__WHAT TO DO__:
Write out the entries below once more, exactly.
* * *
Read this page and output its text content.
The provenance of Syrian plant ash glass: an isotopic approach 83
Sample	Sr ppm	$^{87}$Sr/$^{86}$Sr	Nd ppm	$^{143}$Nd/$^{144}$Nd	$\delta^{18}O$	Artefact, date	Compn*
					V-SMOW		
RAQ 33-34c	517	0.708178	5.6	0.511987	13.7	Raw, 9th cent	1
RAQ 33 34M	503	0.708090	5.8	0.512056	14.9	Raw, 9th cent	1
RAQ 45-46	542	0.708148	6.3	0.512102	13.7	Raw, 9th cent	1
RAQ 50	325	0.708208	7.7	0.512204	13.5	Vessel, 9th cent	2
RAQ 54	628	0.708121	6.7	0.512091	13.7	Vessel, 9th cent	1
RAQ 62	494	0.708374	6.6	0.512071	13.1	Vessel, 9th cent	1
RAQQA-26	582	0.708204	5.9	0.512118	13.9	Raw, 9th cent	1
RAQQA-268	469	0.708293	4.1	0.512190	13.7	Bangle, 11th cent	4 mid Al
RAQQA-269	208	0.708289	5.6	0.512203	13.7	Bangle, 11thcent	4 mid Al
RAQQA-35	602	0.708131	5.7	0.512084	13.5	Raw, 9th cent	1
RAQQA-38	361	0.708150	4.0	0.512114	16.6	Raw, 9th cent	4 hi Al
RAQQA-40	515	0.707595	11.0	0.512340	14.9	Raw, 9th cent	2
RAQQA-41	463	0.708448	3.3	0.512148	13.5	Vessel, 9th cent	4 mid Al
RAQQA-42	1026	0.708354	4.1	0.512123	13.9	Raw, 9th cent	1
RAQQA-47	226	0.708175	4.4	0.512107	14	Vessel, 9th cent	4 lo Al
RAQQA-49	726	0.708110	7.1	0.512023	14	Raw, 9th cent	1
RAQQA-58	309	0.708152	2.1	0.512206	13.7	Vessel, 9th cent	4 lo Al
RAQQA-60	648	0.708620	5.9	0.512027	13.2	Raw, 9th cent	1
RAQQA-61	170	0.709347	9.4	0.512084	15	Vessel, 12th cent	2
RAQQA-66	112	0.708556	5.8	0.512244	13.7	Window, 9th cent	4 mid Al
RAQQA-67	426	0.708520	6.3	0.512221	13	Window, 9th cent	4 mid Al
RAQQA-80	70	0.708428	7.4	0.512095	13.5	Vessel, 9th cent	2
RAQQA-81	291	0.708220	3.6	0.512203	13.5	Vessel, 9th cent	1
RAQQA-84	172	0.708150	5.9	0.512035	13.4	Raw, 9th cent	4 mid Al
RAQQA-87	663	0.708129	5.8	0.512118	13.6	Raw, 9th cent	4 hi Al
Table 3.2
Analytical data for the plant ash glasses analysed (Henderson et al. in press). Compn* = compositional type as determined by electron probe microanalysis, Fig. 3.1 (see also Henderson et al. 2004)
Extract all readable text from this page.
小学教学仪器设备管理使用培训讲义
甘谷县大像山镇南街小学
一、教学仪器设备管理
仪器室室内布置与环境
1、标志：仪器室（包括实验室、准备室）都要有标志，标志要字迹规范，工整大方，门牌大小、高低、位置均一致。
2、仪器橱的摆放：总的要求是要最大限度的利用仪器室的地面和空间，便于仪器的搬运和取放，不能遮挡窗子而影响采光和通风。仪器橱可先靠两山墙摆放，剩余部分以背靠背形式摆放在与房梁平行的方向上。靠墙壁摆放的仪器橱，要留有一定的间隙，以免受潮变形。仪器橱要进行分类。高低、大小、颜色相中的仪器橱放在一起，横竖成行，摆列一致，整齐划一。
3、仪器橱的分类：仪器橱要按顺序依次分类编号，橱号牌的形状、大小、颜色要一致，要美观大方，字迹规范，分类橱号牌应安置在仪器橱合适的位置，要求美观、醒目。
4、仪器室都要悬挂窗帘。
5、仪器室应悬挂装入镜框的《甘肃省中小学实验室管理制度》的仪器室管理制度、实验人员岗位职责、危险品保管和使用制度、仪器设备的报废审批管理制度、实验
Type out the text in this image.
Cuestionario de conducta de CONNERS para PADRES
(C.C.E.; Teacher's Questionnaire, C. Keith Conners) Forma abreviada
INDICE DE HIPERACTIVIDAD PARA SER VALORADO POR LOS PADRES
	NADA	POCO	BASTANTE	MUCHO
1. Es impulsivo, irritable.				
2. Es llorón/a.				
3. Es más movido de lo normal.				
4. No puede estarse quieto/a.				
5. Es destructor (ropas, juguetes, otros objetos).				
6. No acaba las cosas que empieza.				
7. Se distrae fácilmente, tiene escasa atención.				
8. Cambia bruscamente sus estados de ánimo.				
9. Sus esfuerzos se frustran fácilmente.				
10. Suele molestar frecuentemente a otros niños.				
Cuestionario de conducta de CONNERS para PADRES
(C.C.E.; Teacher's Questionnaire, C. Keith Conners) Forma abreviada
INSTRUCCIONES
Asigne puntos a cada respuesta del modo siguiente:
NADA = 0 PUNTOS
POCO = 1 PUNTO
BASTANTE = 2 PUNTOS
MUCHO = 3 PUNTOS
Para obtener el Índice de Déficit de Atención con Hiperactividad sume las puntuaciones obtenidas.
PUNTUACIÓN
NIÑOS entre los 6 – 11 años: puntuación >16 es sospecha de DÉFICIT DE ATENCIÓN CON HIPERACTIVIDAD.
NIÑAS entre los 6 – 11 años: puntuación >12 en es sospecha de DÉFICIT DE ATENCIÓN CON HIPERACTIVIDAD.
* * *
__RESPONSE TO THE TASK__:
Read this page and output its text content.
The provenance of Syrian plant ash glass: an isotopic approach 83
Sample	Sr ppm	$^{87}$Sr/$^{86}$Sr	Nd ppm	$^{143}$Nd/$^{144}$Nd	$\delta^{18}O$	Artefact, date	Compn*
					V-SMOW		
RAQ 33-34c	517	0.708178	5.6	0.511987	13.7	Raw, 9th cent	1
RAQ 33 34M	503	0.708090	5.8	0.512056	14.9	Raw, 9th cent	1
RAQ 45-46	542	0.708148	6.3	0.512102	13.7	Raw, 9th cent	1
RAQ 50	325	0.708208	7.7	0.512204	13.5	Vessel, 9th cent	2
RAQ 54	628	0.708121	6.7	0.512091	13.7	Vessel, 9th cent	1
RAQ 62	494	0.708374	6.6	0.512071	13.1	Vessel, 9th cent	1
RAQQA-26	582	0.708204	5.9	0.512118	13.9	Raw, 9th cent	1
RAQQA-268	469	0.708293	4.1	0.512190	13.7	Bangle, 11th cent	4 mid Al
RAQQA-269	208	0.708289	5.6	0.512203	13.7	Bangle, 11thcent	4 mid Al
RAQQA-35	602	0.708131	5.7	0.512084	13.5	Raw, 9th cent	1
RAQQA-38	361	0.708150	4.0	0.512114	16.6	Raw, 9th cent	4 hi Al
RAQQA-40	515	0.707595	11.0	0.512340	14.9	Raw, 9th cent	2
RAQQA-41	463	0.708448	3.3	0.512148	13.5	Vessel, 9th cent	4 mid Al
RAQQA-42	1026	0.708354	4.1	0.512123	13.9	Raw, 9th cent	1
RAQQA-47	226	0.708175	4.4	0.512107	14	Vessel, 9th cent	4 lo Al
RAQQA-49	726	0.708110	7.1	0.512023	14	Raw, 9th cent	1
RAQQA-58	309	0.708152	2.1	0.512206	13.7	Vessel, 9th cent	4 lo Al
RAQQA-60	648	0.708620	5.9	0.512027	13.2	Raw, 9th cent	1
RAQQA-61	170	0.709347	9.4	0.512084	15	Vessel, 12th cent	2
RAQQA-66	112	0.708556	5.8	0.512244	13.7	Window, 9th cent	4 mid Al
RAQQA-67	426	0.708520	6.3	0.512221	13	Window, 9th cent	4 mid Al
RAQQA-80	70	0.708428	7.4	0.512095	13.5	Vessel, 9th cent	2
RAQQA-81	291	0.708220	3.6	0.512203	13.5	Vessel, 9th cent	1
RAQQA-84	172	0.708150	5.9	0.512035	13.4	Raw, 9th cent	4 mid Al
RAQQA-87	663	0.708129	5.8	0.512118	13.6	Raw, 9th cent	4 hi Al
Table 3.2
Analytical data for the plant ash glasses analysed (Henderson et al. in press). Compn* = compositional type as determined by electron probe microanalysis, Fig. 3.1 (see also Henderson et al. 2004)
Extract all readable text from this page.
小学教学仪器设备管理使用培训讲义
甘谷县大像山镇南街小学
一、教学仪器设备管理
仪器室室内布置与环境
1、标志：仪器室（包括实验室、准备室）都要有标志，标志要字迹规范，工整大方，门牌大小、高低、位置均一致。
2、仪器橱的摆放：总的要求是要最大限度的利用仪器室的地面和空间，便于仪器的搬运和取放，不能遮挡窗子而影响采光和通风。仪器橱可先靠两山墙摆放，剩余部分以背靠背形式摆放在与房梁平行的方向上。靠墙壁摆放的仪器橱，要留有一定的间隙，以免受潮变形。仪器橱要进行分类。高低、大小、颜色相中的仪器橱放在一起，横竖成行，摆列一致，整齐划一。
3、仪器橱的分类：仪器橱要按顺序依次分类编号，橱号牌的形状、大小、颜色要一致，要美观大方，字迹规范，分类橱号牌应安置在仪器橱合适的位置，要求美观、醒目。
4、仪器室都要悬挂窗帘。
5、仪器室应悬挂装入镜框的《甘肃省中小学实验室管理制度》的仪器室管理制度、实验人员岗位职责、危险品保管和使用制度、仪器设备的报废审批管理制度、实验
Type out the text in this image.
Cuestionario de conducta de CONNERS para PADRES
(C.C.E.; Teacher's Questionnaire, C. Keith Conners) Forma abreviada
INDICE DE HIPERACTIVIDAD PARA SER VALORADO POR LOS PADRES
	NADA	POCO	BASTANTE	MUCHO
1. Es impulsivo, irritable.				
2. Es llorón/a.				
3. Es más movido de lo normal.				
4. No puede estarse quieto/a.				
5. Es destructor (ropas, juguetes, otros objetos).				
6. No acaba las cosas que empieza.				
7. Se distrae fácilmente, tiene escasa atención.				
8. Cambia bruscamente sus estados de ánimo.				
9. Sus esfuerzos se frustran fácilmente.				
10. Suele molestar frecuentemente a otros niños.				
Cuestionario de conducta de CONNERS para PADRES
(C.C.E.; Teacher's Questionnaire, C. Keith Conners) Forma abreviada
INSTRUCCIONES
Asigne puntos a cada respuesta del modo siguiente:
NADA = 0 PUNTOS
POCO = 1 PUNTO
BASTANTE = 2 PUNTOS
MUCHO = 3 PUNTOS
Para obtener el Índice de Déficit de Atención con Hiperactividad sume las puntuaciones obtenidas.
PUNTUACIÓN
NIÑOS entre los 6 – 11 años: puntuación >16 es sospecha de DÉFICIT DE ATENCIÓN CON HIPERACTIVIDAD.
NIÑAS entre los 6 – 11 años: puntuación >12 en es sospecha de DÉFICIT DE ATENCIÓN CON HIPERACTIVIDAD.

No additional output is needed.